→ WHAT YOU SHOULD DO:
Pick out each line of the records below that contains the string "right", and copy those lines. Case counts.
•••
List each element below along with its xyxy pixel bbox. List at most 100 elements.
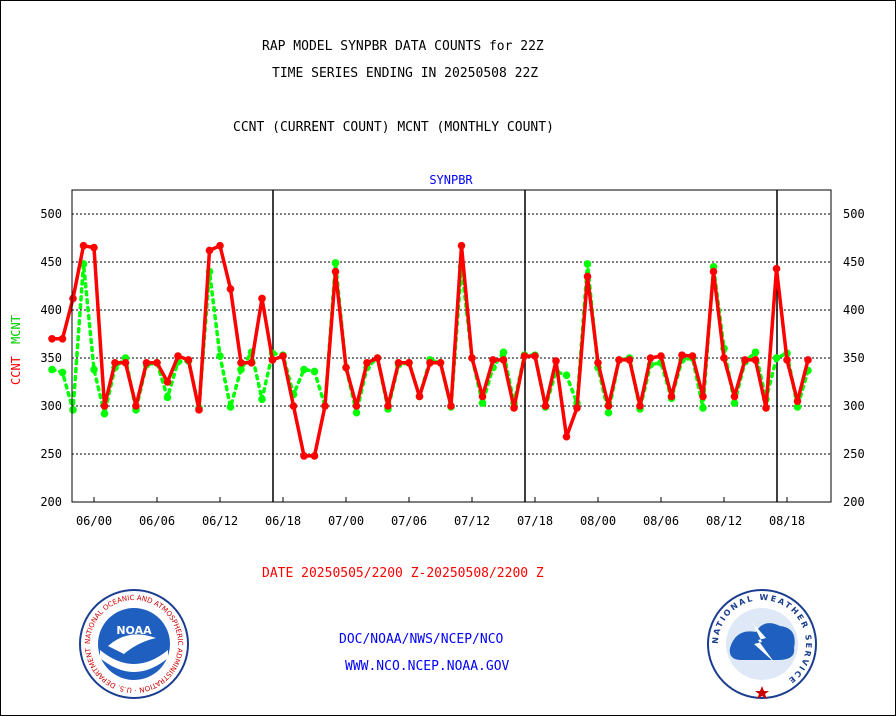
data-point-mcnt: [352, 408, 361, 417]
y-tick-label-right: 250: [843, 447, 865, 461]
y-tick-label-right: 400: [843, 303, 865, 317]
data-point-mcnt: [331, 259, 340, 267]
data-point-ccnt: [468, 354, 476, 362]
data-point-ccnt: [667, 392, 676, 401]
series-mcnt: [48, 259, 812, 418]
x-tick-label: 07/18: [517, 514, 553, 528]
data-point-ccnt: [783, 356, 791, 364]
data-point-ccnt: [279, 352, 287, 360]
data-point-ccnt: [636, 402, 644, 410]
plot-area-border: [71, 189, 832, 503]
data-point-ccnt: [678, 351, 686, 359]
data-point-ccnt: [447, 402, 455, 410]
data-point-ccnt: [562, 432, 571, 441]
y-ticks-right: 200 250 300 350 400 450 500: [843, 207, 865, 509]
y-tick-label-left: 200: [40, 495, 62, 509]
data-point-mcnt: [499, 348, 508, 357]
data-point-ccnt: [793, 397, 802, 406]
data-point-ccnt: [289, 402, 298, 410]
x-tick-label: 07/00: [328, 514, 364, 528]
data-point-ccnt: [331, 267, 340, 276]
data-point-mcnt: [300, 365, 308, 374]
data-point-ccnt: [688, 352, 697, 360]
data-point-mcnt: [226, 403, 235, 411]
series-line-mcnt: [50, 261, 810, 416]
x-tick-label: 08/06: [643, 514, 679, 528]
data-point-ccnt: [625, 356, 634, 364]
data-point-ccnt: [720, 354, 728, 362]
data-point-ccnt: [384, 402, 392, 410]
data-point-ccnt: [247, 359, 256, 367]
data-point-mcnt: [100, 409, 109, 418]
y-tick-label-right: 200: [843, 495, 865, 509]
data-point-ccnt: [583, 272, 592, 281]
data-point-ccnt: [646, 354, 655, 362]
data-point-mcnt: [237, 365, 245, 374]
data-point-ccnt: [90, 243, 98, 252]
x-tick-label: 08/12: [706, 514, 742, 528]
data-point-ccnt: [174, 352, 182, 360]
y-ticks-left: 200 250 300 350 400 450 500: [40, 207, 62, 509]
data-point-ccnt: [415, 392, 424, 401]
data-point-ccnt: [268, 356, 277, 364]
data-point-ccnt: [100, 402, 109, 410]
date-range: DATE 20250505/2200 Z-20250508/2200 Z: [262, 566, 544, 581]
y-tick-label-right: 450: [843, 255, 865, 269]
data-point-ccnt: [552, 357, 560, 365]
data-point-ccnt: [751, 356, 760, 364]
data-point-mcnt: [90, 365, 98, 374]
data-point-ccnt: [48, 335, 56, 343]
data-point-ccnt: [142, 359, 151, 367]
link-nco-website[interactable]: WWW.NCO.NCEP.NOAA.GOV: [345, 659, 510, 674]
data-point-mcnt: [163, 393, 172, 402]
data-point-ccnt: [478, 392, 487, 401]
y-tick-label-left: 450: [40, 255, 62, 269]
data-point-ccnt: [205, 246, 214, 255]
data-point-ccnt: [321, 402, 329, 410]
data-point-ccnt: [657, 352, 665, 360]
data-point-ccnt: [153, 359, 161, 367]
data-point-mcnt: [730, 399, 739, 407]
data-point-ccnt: [121, 359, 130, 367]
link-doc-noaa[interactable]: DOC/NOAA/NWS/NCEP/NCO: [339, 632, 504, 647]
chart-subtitle: CCNT (CURRENT COUNT) MCNT (MONTHLY COUNT…: [233, 120, 554, 135]
y-tick-label-right: 300: [843, 399, 865, 413]
data-point-mcnt: [258, 395, 266, 404]
data-point-ccnt: [426, 359, 434, 367]
data-point-mcnt: [751, 348, 760, 357]
data-point-ccnt: [699, 392, 707, 401]
series-group: [48, 241, 812, 460]
data-point-ccnt: [804, 356, 812, 364]
x-tick-label: 06/12: [202, 514, 238, 528]
data-point-ccnt: [604, 402, 613, 410]
x-tick-label: 08/00: [580, 514, 616, 528]
x-tick-label: 07/12: [454, 514, 490, 528]
data-point-ccnt: [541, 402, 550, 410]
data-point-ccnt: [111, 359, 119, 367]
y-axis-label-mcnt: MCNT: [9, 315, 23, 344]
data-point-ccnt: [394, 359, 403, 367]
data-point-ccnt: [615, 356, 623, 364]
data-point-mcnt: [69, 406, 77, 414]
data-point-mcnt: [699, 404, 707, 412]
data-point-ccnt: [510, 404, 518, 412]
y-tick-label-right: 350: [843, 351, 865, 365]
data-point-ccnt: [195, 406, 203, 414]
grid: [72, 190, 831, 502]
y-tick-label-left: 350: [40, 351, 62, 365]
data-point-ccnt: [216, 241, 224, 250]
y-tick-label-left: 400: [40, 303, 62, 317]
x-tick-label: 06/18: [265, 514, 301, 528]
data-point-ccnt: [499, 356, 508, 364]
x-tick-label: 06/06: [139, 514, 175, 528]
x-tick-label: 06/00: [76, 514, 112, 528]
x-tick-label: 07/06: [391, 514, 427, 528]
data-point-ccnt: [58, 335, 67, 343]
data-point-ccnt: [772, 264, 781, 273]
data-point-mcnt: [48, 365, 56, 374]
data-point-ccnt: [709, 267, 718, 276]
data-point-ccnt: [132, 402, 140, 410]
data-point-mcnt: [562, 371, 571, 380]
data-point-ccnt: [531, 352, 539, 360]
data-point-ccnt: [258, 294, 266, 303]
•••
→ FULL RESPONSE:
y-tick-label-right: 250: [843, 447, 865, 461]
y-tick-label-right: 400: [843, 303, 865, 317]
y-ticks-right: 200 250 300 350 400 450 500: [843, 207, 865, 509]
y-tick-label-right: 200: [843, 495, 865, 509]
y-tick-label-right: 450: [843, 255, 865, 269]
y-tick-label-right: 300: [843, 399, 865, 413]
y-tick-label-right: 350: [843, 351, 865, 365]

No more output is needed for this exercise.